▶ **Text passage**
'''
As a percentage of revenue, selling, general and administrative expenses
increased from 20.3% for the three months ended March 31, 1999 to approximately
24.9% for the three months ended March 31, 2000.
DEPRECIATION AND AMORTIZATION. Depreciation and amortization expense rose $5.6
million, or 94.9%, from $5.9 million for the three months ended March 31, 1999
to $11.5 million for the three months ended March 31, 2000, principally as a
result of depreciation and amortization of additional goodwill pushed down as a
result of the Merger and the continued build-out of the Company's cable
networks. Depreciation and amortization expense as a percentage of revenues
increased from 39.9% for the three months ended March 31, 1999 to 68.0% for the
three months ended March 31, 2000.
INTEREST EXPENSE. Interest expense decreased $3.3 million, or 84.6%, from $3.9
million for the three months ended March 31, 1999 to $0.6 million for the three
months ended March 31, 2000. The decrease is a result of repurchase of its 9
7/8% Senior Notes due 2002 in November and December 1999.
'''
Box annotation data
'''
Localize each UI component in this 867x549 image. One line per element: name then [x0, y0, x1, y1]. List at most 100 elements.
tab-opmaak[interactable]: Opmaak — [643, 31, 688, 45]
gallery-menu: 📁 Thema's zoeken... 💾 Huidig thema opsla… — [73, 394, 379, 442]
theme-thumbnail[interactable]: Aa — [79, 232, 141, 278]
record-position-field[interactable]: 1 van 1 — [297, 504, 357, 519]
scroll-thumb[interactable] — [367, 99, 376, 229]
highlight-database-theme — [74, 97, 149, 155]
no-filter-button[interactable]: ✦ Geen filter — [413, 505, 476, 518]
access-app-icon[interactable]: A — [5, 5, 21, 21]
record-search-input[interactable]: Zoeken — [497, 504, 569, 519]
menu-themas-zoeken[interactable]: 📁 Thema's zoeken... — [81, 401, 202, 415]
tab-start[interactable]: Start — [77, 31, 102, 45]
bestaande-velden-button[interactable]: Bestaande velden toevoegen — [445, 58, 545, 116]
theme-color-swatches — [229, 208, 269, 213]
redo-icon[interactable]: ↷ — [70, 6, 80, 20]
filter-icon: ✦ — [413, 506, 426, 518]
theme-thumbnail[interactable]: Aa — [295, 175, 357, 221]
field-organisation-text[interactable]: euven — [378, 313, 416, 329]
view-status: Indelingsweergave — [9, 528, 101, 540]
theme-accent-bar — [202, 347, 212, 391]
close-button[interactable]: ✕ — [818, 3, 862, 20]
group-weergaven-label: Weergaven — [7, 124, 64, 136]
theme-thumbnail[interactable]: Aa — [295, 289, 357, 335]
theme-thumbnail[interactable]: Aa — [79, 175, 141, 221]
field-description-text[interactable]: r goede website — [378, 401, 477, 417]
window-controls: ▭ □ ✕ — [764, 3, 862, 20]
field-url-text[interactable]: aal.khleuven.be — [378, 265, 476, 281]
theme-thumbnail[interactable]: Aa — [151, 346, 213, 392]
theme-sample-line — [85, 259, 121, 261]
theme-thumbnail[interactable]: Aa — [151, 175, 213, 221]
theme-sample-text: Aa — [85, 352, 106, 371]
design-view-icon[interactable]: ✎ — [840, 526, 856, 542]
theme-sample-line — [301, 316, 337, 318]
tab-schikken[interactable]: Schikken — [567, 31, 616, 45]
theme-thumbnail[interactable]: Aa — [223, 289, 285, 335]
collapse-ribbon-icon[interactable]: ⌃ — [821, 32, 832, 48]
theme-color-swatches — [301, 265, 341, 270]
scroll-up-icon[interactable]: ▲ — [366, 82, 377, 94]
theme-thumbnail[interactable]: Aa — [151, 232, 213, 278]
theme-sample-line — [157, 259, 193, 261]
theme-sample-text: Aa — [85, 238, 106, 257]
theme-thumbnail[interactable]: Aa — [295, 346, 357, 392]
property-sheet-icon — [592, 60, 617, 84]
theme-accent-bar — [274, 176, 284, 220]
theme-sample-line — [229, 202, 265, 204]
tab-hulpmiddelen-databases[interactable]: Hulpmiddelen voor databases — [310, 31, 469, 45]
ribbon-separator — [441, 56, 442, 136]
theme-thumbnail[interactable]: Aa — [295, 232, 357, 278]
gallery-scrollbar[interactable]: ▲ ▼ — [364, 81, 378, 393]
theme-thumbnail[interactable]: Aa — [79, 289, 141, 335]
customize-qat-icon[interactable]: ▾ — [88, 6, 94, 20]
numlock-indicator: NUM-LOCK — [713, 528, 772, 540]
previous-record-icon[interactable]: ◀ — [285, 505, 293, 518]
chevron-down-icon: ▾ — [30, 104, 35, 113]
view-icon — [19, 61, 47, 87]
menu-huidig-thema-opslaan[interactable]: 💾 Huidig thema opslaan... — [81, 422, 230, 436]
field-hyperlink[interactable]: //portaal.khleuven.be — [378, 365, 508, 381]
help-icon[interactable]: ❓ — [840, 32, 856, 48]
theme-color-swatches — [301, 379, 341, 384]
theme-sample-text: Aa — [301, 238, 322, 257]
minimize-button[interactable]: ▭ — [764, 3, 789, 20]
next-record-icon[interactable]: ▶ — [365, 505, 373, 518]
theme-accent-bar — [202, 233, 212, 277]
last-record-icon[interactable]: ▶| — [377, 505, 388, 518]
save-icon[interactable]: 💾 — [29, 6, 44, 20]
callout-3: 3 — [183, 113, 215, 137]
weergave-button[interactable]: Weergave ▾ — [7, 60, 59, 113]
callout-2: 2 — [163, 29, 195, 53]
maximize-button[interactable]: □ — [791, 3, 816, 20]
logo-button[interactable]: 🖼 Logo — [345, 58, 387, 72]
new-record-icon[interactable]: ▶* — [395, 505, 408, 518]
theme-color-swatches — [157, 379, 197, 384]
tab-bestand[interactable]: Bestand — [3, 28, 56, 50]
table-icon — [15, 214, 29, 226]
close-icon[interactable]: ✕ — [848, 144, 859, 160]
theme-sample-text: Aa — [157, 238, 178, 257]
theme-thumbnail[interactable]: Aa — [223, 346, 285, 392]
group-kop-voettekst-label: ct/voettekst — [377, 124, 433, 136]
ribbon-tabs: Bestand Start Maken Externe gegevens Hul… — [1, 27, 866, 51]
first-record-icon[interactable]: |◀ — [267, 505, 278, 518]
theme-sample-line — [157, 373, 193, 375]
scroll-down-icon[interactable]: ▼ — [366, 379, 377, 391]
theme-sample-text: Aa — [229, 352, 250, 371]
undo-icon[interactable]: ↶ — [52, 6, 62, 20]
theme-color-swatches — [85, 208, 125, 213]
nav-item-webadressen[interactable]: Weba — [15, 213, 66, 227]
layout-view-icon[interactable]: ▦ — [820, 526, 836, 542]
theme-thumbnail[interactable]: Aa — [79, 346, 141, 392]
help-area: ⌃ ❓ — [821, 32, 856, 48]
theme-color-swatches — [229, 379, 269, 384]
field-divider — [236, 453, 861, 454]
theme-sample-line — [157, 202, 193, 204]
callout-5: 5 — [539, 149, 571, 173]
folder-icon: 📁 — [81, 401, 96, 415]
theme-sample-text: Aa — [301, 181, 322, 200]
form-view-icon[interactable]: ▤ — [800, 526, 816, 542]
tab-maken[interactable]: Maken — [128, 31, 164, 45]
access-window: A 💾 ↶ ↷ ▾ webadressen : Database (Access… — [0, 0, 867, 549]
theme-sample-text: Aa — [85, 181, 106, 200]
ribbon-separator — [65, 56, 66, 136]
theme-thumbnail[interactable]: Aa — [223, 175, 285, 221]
'''
▶ **Complete the following**
a) Answer these questions about the financial excerpt:
(i) What percentage of revenue did selling, general and administrative expenses reach for the three months ended March 31, 2000?
(ii) What was depreciation and amortization expense for the three months ended March 31, 2000?
(iii) By how much did interest expense decrease?
b) Retype the part of the financial excerpt that opens with the words containing "DEPRECIATION AND AMORTIZATION." and closes with "and December 1999.".
c) Extend the financial excerpt on quarterly expenses, picking up after its final sentence.
The records aren't needed for this work.

▶ **The replies**
a)
(i) Approximately 24.9%.
(ii) $11.5 million.
(iii) $3.3 million, or 84.6%.

b)
DEPRECIATION AND AMORTIZATION. Depreciation and amortization expense rose $5.6
million, or 94.9%, from $5.9 million for the three months ended March 31, 1999
to $11.5 million for the three months ended March 31, 2000, principally as a
result of depreciation and amortization of additional goodwill pushed down as a
result of the Merger and the continued build-out of the Company's cable
networks. Depreciation and amortization expense as a percentage of revenues
increased from 39.9% for the three months ended March 31, 1999 to 68.0% for the
three months ended March 31, 2000.
INTEREST EXPENSE. Interest expense decreased $3.3 million, or 84.6%, from $3.9
million for the three months ended March 31, 1999 to $0.6 million for the three
months ended March 31, 2000. The decrease is a result of repurchase of its 9
7/8% Senior Notes due 2002 in November and December 1999.

c)
INTEREST AND INVESTMENT INCOME. Interest and investment income decreased $0.2
million, or 66.7%, from $0.3 million for the three months ended March 31, 1999
to $0.1 million for the three months ended March 31, 2000, primarily due to the
reduction in the level of cash used to fund the Company's operations.
FOREIGN EXCHANGE LOSS, NET. For the three months ended March 31, 2000,
foreign exchange loss amounted to $0.4 million as compared to a foreign exchange
loss of $1.6 million for the three months ended March 31, 1999.
INCOME TAX EXPENSE. The Company recorded $18,000 of income tax expense for the
three months ended March 31, 2000, as compared to $19,000 for the three months
ended March 31, 1999.
NET LOSS. For the three months ended March 31, 2000 and the three months ended
March 31, 1999, the Company had net losses of $11.5 million and $9.5 million,
respectively. These losses were the result of the factors discussed above.
NET LOSS APPLICABLE TO COMMON STOCKHOLDERS. Net loss applicable to common
stockholders increased from $10.4 million for the three months ended March 31,
1999 to $15.9 million for the three months ended March 31, 2000 due to the
accretion of redeemable preferred stock and the factors discussed above.
LIQUIDITY AND CAPITAL RESOURCES
The Company has met its cash requirements in recent years primarily with (i)
capital contributions and loans from @Entertainment, (ii) borrowings under
available credit facilities, (iii) cash flows from operations, and (iv) the
sale of $130 million aggregate principal amount of the Company's 9 7/8%
Senior Notes due 2003 ("PCI Notes"). The Company had positive cash flows from
operating activities of $28,000 and $1.4 million for three months ended March
31, 2000 and 1999, respectively, due to increase in amounts due to affiliates.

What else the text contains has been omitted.